__WORK INSTRUCTIONS__
Return each line of the listing below, unchanged, and omit the images.

-- start --

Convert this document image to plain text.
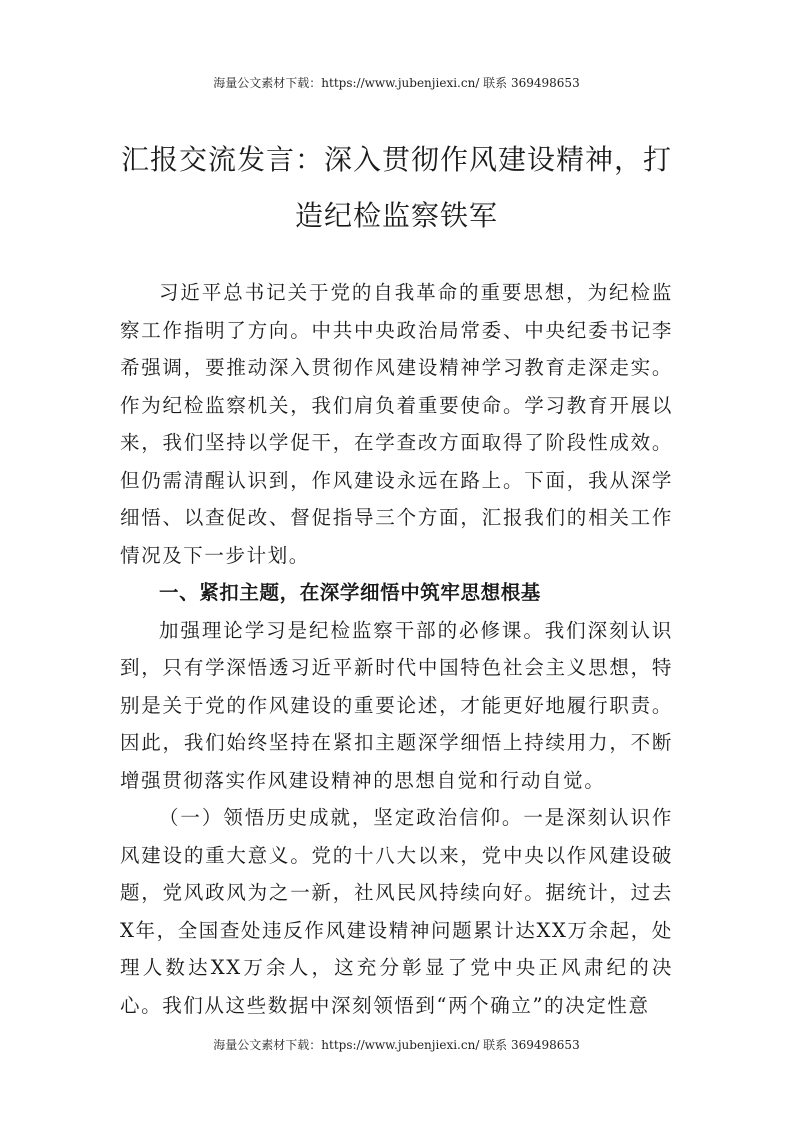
海量公文素材下载：https://www.jubenjiexi.cn/ 联系 369498653
汇报交流发言：深入贯彻作风建设精神，打造纪检监察铁军

习近平总书记关于党的自我革命的重要思想，为纪检监察工作指明了方向。中共中央政治局常委、中央纪委书记李希强调，要推动深入贯彻作风建设精神学习教育走深走实。作为纪检监察机关，我们肩负着重要使命。学习教育开展以来，我们坚持以学促干，在学查改方面取得了阶段性成效。但仍需清醒认识到，作风建设永远在路上。下面，我从深学细悟、以查促改、督促指导三个方面，汇报我们的相关工作情况及下一步计划。

一、紧扣主题，在深学细悟中筑牢思想根基

加强理论学习是纪检监察干部的必修课。我们深刻认识到，只有学深悟透习近平新时代中国特色社会主义思想，特别是关于党的作风建设的重要论述，才能更好地履行职责。因此，我们始终坚持在紧扣主题深学细悟上持续用力，不断增强贯彻落实作风建设精神的思想自觉和行动自觉。

（一）领悟历史成就，坚定政治信仰。一是深刻认识作风建设的重大意义。党的十八大以来，党中央以作风建设破题，党风政风为之一新，社风民风持续向好。据统计，过去X年，全国查处违反作风建设精神问题累计达XX万余起，处理人数达XX万余人，这充分彰显了党中央正风肃纪的决心。我们从这些数据中深刻领悟到“两个确立”的决定性意

海量公文素材下载：https://www.jubenjiexi.cn/ 联系 369498653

-- end --

__WRITTEN REPLY__
Convert this document image to plain text.
海量公文素材下载：https://www.jubenjiexi.cn/ 联系 369498653
汇报交流发言：深入贯彻作风建设精神，打造纪检监察铁军

习近平总书记关于党的自我革命的重要思想，为纪检监察工作指明了方向。中共中央政治局常委、中央纪委书记李希强调，要推动深入贯彻作风建设精神学习教育走深走实。作为纪检监察机关，我们肩负着重要使命。学习教育开展以来，我们坚持以学促干，在学查改方面取得了阶段性成效。但仍需清醒认识到，作风建设永远在路上。下面，我从深学细悟、以查促改、督促指导三个方面，汇报我们的相关工作情况及下一步计划。

一、紧扣主题，在深学细悟中筑牢思想根基

加强理论学习是纪检监察干部的必修课。我们深刻认识到，只有学深悟透习近平新时代中国特色社会主义思想，特别是关于党的作风建设的重要论述，才能更好地履行职责。因此，我们始终坚持在紧扣主题深学细悟上持续用力，不断增强贯彻落实作风建设精神的思想自觉和行动自觉。

（一）领悟历史成就，坚定政治信仰。一是深刻认识作风建设的重大意义。党的十八大以来，党中央以作风建设破题，党风政风为之一新，社风民风持续向好。据统计，过去X年，全国查处违反作风建设精神问题累计达XX万余起，处理人数达XX万余人，这充分彰显了党中央正风肃纪的决心。我们从这些数据中深刻领悟到“两个确立”的决定性意

海量公文素材下载：https://www.jubenjiexi.cn/ 联系 369498653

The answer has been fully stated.